Stated task –
Copy each line of the material below that includes the string "доверителя".
— BEGIN Record extracts —
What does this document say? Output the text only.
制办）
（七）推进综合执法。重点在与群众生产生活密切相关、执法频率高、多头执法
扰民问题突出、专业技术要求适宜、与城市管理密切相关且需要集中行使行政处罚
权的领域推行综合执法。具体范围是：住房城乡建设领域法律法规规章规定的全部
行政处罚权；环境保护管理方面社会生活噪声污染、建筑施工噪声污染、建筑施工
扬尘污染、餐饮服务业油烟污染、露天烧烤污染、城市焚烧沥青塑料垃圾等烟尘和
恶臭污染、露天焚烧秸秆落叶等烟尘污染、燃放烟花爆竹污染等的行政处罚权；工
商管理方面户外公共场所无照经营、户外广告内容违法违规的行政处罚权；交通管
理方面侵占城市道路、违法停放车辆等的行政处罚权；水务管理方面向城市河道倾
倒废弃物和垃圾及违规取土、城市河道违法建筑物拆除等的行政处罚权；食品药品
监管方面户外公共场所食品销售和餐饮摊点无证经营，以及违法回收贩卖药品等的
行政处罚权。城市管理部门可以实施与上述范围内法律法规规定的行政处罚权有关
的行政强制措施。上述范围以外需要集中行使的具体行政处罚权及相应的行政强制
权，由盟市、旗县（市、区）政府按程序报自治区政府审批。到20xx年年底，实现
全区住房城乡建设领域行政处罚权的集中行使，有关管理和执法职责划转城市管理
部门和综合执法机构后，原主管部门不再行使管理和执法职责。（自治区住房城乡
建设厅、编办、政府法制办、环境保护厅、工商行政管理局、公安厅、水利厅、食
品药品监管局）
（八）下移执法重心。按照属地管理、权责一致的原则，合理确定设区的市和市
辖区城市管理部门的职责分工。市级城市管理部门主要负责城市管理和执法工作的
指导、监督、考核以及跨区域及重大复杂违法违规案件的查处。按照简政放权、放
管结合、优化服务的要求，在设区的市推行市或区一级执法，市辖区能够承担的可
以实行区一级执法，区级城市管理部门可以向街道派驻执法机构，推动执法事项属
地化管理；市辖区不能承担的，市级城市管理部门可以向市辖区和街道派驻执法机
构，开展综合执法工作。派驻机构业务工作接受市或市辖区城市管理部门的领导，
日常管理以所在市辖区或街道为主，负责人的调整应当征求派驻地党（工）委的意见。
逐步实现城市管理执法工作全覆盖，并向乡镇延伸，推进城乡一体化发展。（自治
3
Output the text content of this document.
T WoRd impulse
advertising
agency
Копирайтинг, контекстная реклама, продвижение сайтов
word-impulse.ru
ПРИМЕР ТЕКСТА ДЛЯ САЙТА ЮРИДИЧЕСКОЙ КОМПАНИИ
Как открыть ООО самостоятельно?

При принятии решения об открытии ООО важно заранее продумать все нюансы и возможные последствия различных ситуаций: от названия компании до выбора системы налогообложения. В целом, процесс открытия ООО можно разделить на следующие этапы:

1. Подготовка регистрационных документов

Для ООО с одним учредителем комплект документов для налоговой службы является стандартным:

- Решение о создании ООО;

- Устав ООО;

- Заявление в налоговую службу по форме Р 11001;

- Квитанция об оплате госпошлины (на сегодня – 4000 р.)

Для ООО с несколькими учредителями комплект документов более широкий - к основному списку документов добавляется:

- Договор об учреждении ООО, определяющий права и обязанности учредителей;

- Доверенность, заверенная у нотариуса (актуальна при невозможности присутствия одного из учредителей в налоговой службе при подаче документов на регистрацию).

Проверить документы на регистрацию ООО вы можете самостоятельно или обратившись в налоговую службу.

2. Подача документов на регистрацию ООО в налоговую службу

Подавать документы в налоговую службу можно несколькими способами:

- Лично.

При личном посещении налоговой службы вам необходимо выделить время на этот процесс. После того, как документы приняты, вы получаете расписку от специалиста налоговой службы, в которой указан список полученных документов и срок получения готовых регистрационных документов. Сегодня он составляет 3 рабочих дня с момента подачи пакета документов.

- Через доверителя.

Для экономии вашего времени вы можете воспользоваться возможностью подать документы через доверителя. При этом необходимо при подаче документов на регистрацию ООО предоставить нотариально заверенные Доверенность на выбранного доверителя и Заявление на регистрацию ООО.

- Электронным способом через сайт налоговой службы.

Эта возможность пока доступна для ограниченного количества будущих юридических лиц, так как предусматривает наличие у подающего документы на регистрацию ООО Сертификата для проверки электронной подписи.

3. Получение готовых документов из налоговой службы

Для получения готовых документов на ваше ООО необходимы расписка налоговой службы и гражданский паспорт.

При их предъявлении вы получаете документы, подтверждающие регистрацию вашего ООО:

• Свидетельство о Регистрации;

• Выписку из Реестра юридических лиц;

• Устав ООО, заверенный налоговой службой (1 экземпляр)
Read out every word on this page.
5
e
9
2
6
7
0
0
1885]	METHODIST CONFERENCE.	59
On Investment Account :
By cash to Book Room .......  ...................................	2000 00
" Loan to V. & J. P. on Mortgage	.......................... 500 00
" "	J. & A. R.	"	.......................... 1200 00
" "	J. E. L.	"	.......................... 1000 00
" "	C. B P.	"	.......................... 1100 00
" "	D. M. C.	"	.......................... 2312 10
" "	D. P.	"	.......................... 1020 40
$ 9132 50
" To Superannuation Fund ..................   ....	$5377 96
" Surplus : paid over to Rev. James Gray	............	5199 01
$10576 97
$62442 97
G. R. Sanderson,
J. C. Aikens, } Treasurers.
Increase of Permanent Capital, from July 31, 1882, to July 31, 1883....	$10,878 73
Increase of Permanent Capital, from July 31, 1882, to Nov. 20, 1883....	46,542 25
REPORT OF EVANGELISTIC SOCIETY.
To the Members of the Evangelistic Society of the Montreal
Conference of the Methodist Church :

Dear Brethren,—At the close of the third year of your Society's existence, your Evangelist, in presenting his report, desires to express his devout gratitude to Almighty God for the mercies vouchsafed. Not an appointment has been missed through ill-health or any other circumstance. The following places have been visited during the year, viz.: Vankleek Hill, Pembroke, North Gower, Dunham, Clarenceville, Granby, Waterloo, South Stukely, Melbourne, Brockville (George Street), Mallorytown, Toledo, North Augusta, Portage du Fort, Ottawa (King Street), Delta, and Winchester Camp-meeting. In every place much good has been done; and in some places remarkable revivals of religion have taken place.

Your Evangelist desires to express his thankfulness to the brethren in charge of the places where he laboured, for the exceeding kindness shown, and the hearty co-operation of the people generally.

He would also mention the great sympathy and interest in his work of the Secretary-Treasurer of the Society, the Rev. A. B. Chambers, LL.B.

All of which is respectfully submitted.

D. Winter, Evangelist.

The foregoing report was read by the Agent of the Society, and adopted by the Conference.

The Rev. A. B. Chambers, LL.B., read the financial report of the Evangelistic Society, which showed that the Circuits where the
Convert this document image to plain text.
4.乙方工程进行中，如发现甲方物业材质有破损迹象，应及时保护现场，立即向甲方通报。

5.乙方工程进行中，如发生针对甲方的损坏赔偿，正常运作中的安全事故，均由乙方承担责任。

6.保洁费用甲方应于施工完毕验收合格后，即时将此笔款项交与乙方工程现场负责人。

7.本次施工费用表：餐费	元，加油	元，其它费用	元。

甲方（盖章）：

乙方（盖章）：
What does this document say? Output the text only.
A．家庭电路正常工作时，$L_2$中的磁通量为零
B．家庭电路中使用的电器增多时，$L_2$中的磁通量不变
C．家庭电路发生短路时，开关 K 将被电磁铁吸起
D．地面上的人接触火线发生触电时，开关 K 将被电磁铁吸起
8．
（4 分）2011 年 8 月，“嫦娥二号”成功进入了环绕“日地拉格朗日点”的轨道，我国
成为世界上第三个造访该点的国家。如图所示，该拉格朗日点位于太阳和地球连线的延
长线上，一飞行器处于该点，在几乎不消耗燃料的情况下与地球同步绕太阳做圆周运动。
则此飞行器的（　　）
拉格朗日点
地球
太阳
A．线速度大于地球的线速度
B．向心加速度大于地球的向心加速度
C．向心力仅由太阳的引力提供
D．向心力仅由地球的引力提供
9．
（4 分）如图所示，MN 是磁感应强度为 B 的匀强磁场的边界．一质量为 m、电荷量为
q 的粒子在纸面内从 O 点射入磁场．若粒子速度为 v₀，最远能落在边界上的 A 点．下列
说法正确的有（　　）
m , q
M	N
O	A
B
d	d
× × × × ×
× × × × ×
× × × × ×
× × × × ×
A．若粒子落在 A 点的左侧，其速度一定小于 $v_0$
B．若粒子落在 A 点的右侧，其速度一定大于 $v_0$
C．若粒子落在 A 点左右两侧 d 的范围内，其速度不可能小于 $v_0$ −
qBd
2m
— END Record extracts —
Written answer –
- Через доверителя.
Для экономии вашего времени вы можете воспользоваться возможностью подать документы через доверителя. При этом необходимо при подаче документов на регистрацию ООО предоставить нотариально заверенные Доверенность на выбранного доверителя и Заявление на регистрацию ООО.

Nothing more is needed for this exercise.